• _Exercise brief_: What number of lines hold the word "structured"? State that number and nothing besides.

• _Data entries_:
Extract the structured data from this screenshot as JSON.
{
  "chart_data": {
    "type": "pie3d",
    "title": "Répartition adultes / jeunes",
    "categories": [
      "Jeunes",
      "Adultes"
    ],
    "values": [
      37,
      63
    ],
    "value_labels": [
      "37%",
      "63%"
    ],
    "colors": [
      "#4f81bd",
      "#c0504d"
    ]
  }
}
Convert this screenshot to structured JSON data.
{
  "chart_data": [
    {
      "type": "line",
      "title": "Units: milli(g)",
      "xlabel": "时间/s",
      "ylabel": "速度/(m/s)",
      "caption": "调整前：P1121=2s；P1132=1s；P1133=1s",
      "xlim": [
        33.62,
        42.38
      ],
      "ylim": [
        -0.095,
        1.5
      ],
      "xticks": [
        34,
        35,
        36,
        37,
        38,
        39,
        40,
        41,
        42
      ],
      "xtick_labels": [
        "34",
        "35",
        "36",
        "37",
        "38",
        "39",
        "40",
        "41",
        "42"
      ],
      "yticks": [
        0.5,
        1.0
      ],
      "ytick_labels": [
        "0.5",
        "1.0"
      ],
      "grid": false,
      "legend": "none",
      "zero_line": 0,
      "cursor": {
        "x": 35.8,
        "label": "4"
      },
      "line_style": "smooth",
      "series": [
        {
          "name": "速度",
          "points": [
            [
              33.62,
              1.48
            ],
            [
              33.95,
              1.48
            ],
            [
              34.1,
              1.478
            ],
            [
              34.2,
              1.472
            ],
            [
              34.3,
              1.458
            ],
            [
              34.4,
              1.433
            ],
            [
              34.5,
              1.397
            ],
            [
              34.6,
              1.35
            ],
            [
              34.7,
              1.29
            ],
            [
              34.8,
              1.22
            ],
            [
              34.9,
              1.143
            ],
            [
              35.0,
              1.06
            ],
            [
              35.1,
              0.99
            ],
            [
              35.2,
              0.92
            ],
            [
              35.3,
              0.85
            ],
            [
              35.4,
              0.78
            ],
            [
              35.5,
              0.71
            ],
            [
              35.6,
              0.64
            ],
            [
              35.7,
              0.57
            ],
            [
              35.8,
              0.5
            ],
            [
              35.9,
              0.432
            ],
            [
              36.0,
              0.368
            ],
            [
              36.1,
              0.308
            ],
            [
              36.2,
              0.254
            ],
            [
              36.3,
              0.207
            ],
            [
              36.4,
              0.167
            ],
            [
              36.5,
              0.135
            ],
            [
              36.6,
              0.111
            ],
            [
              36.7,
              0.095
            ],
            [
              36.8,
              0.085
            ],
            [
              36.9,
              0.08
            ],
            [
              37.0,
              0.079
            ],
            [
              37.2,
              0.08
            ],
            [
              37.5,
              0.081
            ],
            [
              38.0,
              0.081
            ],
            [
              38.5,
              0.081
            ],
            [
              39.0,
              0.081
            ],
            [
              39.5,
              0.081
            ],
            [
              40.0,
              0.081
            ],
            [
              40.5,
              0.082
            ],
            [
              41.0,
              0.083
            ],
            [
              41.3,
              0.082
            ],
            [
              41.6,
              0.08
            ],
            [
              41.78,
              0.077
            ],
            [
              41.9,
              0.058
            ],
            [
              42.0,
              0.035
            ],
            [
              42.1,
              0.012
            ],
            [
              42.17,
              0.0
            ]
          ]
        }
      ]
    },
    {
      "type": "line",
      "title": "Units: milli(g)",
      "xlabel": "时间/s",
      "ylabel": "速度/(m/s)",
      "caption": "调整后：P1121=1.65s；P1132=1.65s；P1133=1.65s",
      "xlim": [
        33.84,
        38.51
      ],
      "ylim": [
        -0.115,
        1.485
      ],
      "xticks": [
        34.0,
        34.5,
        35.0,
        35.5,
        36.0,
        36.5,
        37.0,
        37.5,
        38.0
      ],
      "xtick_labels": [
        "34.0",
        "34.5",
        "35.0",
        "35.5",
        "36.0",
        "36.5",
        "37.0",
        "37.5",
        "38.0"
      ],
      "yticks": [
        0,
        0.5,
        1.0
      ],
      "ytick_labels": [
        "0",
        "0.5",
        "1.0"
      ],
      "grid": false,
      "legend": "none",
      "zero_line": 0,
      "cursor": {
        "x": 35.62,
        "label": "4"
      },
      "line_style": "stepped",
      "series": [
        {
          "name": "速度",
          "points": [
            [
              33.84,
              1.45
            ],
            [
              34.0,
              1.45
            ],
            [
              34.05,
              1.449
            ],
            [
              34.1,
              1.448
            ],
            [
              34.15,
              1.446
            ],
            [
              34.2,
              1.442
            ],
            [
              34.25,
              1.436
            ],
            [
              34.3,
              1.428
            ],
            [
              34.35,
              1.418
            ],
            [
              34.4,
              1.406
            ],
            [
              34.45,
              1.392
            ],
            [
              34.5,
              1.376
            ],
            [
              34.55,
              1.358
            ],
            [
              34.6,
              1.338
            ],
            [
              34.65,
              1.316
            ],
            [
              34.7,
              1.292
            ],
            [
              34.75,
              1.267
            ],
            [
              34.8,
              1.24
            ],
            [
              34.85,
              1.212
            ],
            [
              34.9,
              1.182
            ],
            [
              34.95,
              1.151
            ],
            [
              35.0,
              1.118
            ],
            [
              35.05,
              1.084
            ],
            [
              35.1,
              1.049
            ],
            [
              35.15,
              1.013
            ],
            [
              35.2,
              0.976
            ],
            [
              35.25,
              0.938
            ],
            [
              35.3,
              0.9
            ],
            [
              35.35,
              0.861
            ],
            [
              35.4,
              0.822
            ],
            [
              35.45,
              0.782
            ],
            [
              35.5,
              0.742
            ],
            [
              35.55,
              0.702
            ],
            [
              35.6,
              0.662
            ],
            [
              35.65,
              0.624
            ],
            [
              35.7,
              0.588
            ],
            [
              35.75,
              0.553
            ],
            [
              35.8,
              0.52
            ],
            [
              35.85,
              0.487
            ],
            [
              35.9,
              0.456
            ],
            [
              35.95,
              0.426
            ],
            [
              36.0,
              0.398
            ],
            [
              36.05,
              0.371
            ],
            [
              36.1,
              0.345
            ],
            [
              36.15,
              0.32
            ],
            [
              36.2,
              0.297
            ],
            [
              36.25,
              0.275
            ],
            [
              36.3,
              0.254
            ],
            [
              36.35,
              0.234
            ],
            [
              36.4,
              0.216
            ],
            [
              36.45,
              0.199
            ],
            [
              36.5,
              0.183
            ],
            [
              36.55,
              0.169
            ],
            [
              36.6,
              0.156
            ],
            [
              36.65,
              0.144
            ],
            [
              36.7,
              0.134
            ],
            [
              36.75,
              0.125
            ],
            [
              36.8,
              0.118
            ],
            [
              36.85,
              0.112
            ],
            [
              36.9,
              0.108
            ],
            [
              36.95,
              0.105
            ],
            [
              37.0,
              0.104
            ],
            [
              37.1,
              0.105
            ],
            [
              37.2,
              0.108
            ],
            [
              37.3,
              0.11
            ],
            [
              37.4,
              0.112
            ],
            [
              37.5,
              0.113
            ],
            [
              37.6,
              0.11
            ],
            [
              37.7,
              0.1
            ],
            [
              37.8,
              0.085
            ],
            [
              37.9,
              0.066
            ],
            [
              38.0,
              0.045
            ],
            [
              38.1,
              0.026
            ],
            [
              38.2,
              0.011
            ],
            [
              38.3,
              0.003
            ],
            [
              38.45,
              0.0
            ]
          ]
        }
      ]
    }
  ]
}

• _Answer to this problem_: 2